┌────────

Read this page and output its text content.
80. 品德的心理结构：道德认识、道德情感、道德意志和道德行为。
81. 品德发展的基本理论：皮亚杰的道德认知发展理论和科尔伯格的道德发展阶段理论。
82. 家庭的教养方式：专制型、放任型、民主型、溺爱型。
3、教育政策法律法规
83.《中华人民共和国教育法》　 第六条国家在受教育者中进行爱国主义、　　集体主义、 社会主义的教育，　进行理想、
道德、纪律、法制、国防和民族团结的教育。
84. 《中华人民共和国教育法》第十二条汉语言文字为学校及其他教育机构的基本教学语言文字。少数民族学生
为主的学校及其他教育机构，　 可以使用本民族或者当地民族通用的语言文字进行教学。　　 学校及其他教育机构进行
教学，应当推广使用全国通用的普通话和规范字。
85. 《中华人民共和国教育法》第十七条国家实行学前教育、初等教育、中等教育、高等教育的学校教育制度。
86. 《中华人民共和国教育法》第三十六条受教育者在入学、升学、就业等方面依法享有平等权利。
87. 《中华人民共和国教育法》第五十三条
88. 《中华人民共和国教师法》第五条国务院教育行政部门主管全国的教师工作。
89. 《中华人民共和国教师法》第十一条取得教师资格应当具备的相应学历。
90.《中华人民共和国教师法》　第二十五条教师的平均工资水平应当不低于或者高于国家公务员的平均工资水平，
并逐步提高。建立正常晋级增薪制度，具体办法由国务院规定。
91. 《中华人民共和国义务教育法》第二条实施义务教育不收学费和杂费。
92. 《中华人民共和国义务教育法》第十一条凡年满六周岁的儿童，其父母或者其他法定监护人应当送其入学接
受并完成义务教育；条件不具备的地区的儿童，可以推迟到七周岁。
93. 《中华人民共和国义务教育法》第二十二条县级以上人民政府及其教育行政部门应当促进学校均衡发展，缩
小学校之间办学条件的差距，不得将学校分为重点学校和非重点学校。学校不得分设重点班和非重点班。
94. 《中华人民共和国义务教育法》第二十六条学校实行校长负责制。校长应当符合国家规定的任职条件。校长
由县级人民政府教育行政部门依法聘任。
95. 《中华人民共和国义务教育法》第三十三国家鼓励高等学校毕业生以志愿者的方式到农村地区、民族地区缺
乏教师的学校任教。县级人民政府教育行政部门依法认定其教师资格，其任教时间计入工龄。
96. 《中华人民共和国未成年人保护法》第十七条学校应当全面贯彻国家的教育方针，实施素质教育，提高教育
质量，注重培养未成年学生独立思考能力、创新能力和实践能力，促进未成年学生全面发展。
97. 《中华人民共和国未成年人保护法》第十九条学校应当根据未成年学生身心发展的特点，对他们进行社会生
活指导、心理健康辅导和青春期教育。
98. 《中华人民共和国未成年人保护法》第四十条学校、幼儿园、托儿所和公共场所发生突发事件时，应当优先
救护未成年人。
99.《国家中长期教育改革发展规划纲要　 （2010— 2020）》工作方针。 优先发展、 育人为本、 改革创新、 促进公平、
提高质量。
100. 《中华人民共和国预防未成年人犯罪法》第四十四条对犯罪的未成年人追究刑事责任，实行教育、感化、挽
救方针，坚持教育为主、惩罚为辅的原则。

└────────

Your task is to extract all of the records exactly.

Exercise output –
Read this page and output its text content.
80. 品德的心理结构：道德认识、道德情感、道德意志和道德行为。
81. 品德发展的基本理论：皮亚杰的道德认知发展理论和科尔伯格的道德发展阶段理论。
82. 家庭的教养方式：专制型、放任型、民主型、溺爱型。
3、教育政策法律法规
83.《中华人民共和国教育法》　 第六条国家在受教育者中进行爱国主义、　　集体主义、 社会主义的教育，　进行理想、
道德、纪律、法制、国防和民族团结的教育。
84. 《中华人民共和国教育法》第十二条汉语言文字为学校及其他教育机构的基本教学语言文字。少数民族学生
为主的学校及其他教育机构，　 可以使用本民族或者当地民族通用的语言文字进行教学。　　 学校及其他教育机构进行
教学，应当推广使用全国通用的普通话和规范字。
85. 《中华人民共和国教育法》第十七条国家实行学前教育、初等教育、中等教育、高等教育的学校教育制度。
86. 《中华人民共和国教育法》第三十六条受教育者在入学、升学、就业等方面依法享有平等权利。
87. 《中华人民共和国教育法》第五十三条
88. 《中华人民共和国教师法》第五条国务院教育行政部门主管全国的教师工作。
89. 《中华人民共和国教师法》第十一条取得教师资格应当具备的相应学历。
90.《中华人民共和国教师法》　第二十五条教师的平均工资水平应当不低于或者高于国家公务员的平均工资水平，
并逐步提高。建立正常晋级增薪制度，具体办法由国务院规定。
91. 《中华人民共和国义务教育法》第二条实施义务教育不收学费和杂费。
92. 《中华人民共和国义务教育法》第十一条凡年满六周岁的儿童，其父母或者其他法定监护人应当送其入学接
受并完成义务教育；条件不具备的地区的儿童，可以推迟到七周岁。
93. 《中华人民共和国义务教育法》第二十二条县级以上人民政府及其教育行政部门应当促进学校均衡发展，缩
小学校之间办学条件的差距，不得将学校分为重点学校和非重点学校。学校不得分设重点班和非重点班。
94. 《中华人民共和国义务教育法》第二十六条学校实行校长负责制。校长应当符合国家规定的任职条件。校长
由县级人民政府教育行政部门依法聘任。
95. 《中华人民共和国义务教育法》第三十三国家鼓励高等学校毕业生以志愿者的方式到农村地区、民族地区缺
乏教师的学校任教。县级人民政府教育行政部门依法认定其教师资格，其任教时间计入工龄。
96. 《中华人民共和国未成年人保护法》第十七条学校应当全面贯彻国家的教育方针，实施素质教育，提高教育
质量，注重培养未成年学生独立思考能力、创新能力和实践能力，促进未成年学生全面发展。
97. 《中华人民共和国未成年人保护法》第十九条学校应当根据未成年学生身心发展的特点，对他们进行社会生
活指导、心理健康辅导和青春期教育。
98. 《中华人民共和国未成年人保护法》第四十条学校、幼儿园、托儿所和公共场所发生突发事件时，应当优先
救护未成年人。
99.《国家中长期教育改革发展规划纲要　 （2010— 2020）》工作方针。 优先发展、 育人为本、 改革创新、 促进公平、
提高质量。
100. 《中华人民共和国预防未成年人犯罪法》第四十四条对犯罪的未成年人追究刑事责任，实行教育、感化、挽
救方针，坚持教育为主、惩罚为辅的原则。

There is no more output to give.